### Exercise instructions
Copy all of the material below exactly.
__________________________________________________
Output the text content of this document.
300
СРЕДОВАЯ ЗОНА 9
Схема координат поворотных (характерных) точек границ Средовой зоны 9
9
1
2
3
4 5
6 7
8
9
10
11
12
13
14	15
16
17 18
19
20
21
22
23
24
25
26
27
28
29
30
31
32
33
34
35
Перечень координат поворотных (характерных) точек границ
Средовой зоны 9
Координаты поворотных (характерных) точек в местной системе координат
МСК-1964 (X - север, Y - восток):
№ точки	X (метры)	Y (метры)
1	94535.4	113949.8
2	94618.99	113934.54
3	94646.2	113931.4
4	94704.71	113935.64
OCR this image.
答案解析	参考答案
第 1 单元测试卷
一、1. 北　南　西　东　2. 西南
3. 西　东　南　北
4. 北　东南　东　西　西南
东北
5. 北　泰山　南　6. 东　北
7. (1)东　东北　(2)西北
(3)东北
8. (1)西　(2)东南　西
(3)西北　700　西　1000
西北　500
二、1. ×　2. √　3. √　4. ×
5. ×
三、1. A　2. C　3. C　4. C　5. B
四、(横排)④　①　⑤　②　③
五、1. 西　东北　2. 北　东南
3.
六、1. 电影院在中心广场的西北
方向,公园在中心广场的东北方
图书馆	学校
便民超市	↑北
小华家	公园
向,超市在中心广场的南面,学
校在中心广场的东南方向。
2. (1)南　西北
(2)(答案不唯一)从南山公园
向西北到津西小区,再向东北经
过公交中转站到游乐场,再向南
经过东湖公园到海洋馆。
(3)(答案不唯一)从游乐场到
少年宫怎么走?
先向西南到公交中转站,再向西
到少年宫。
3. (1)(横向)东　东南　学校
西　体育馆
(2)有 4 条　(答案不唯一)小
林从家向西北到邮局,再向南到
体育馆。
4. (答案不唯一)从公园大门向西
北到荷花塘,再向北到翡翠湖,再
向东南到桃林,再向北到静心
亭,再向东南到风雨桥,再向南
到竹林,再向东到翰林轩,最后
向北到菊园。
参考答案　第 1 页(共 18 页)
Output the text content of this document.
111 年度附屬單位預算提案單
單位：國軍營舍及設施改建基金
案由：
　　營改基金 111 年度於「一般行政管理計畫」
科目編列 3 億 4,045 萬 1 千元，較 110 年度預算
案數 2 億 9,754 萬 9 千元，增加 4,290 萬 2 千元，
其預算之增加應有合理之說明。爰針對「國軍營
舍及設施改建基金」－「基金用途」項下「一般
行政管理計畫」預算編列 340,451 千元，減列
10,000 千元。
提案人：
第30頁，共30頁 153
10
__________________________________________________
### Exercise answer
Output the text content of this document.
300
СРЕДОВАЯ ЗОНА 9
Схема координат поворотных (характерных) точек границ Средовой зоны 9
9
1
2
3
4 5
6 7
8
9
10
11
12
13
14	15
16
17 18
19
20
21
22
23
24
25
26
27
28
29
30
31
32
33
34
35
Перечень координат поворотных (характерных) точек границ
Средовой зоны 9
Координаты поворотных (характерных) точек в местной системе координат
МСК-1964 (X - север, Y - восток):
№ точки	X (метры)	Y (метры)
1	94535.4	113949.8
2	94618.99	113934.54
3	94646.2	113931.4
4	94704.71	113935.64
OCR this image.
答案解析	参考答案
第 1 单元测试卷
一、1. 北　南　西　东　2. 西南
3. 西　东　南　北
4. 北　东南　东　西　西南
东北
5. 北　泰山　南　6. 东　北
7. (1)东　东北　(2)西北
(3)东北
8. (1)西　(2)东南　西
(3)西北　700　西　1000
西北　500
二、1. ×　2. √　3. √　4. ×
5. ×
三、1. A　2. C　3. C　4. C　5. B
四、(横排)④　①　⑤　②　③
五、1. 西　东北　2. 北　东南
3.
六、1. 电影院在中心广场的西北
方向,公园在中心广场的东北方
图书馆	学校
便民超市	↑北
小华家	公园
向,超市在中心广场的南面,学
校在中心广场的东南方向。
2. (1)南　西北
(2)(答案不唯一)从南山公园
向西北到津西小区,再向东北经
过公交中转站到游乐场,再向南
经过东湖公园到海洋馆。
(3)(答案不唯一)从游乐场到
少年宫怎么走?
先向西南到公交中转站,再向西
到少年宫。
3. (1)(横向)东　东南　学校
西　体育馆
(2)有 4 条　(答案不唯一)小
林从家向西北到邮局,再向南到
体育馆。
4. (答案不唯一)从公园大门向西
北到荷花塘,再向北到翡翠湖,再
向东南到桃林,再向北到静心
亭,再向东南到风雨桥,再向南
到竹林,再向东到翰林轩,最后
向北到菊园。
参考答案　第 1 页(共 18 页)
Output the text content of this document.
111 年度附屬單位預算提案單
單位：國軍營舍及設施改建基金
案由：
　　營改基金 111 年度於「一般行政管理計畫」
科目編列 3 億 4,045 萬 1 千元，較 110 年度預算
案數 2 億 9,754 萬 9 千元，增加 4,290 萬 2 千元，
其預算之增加應有合理之說明。爰針對「國軍營
舍及設施改建基金」－「基金用途」項下「一般
行政管理計畫」預算編列 340,451 千元，減列
10,000 千元。
提案人：
第30頁，共30頁 153
10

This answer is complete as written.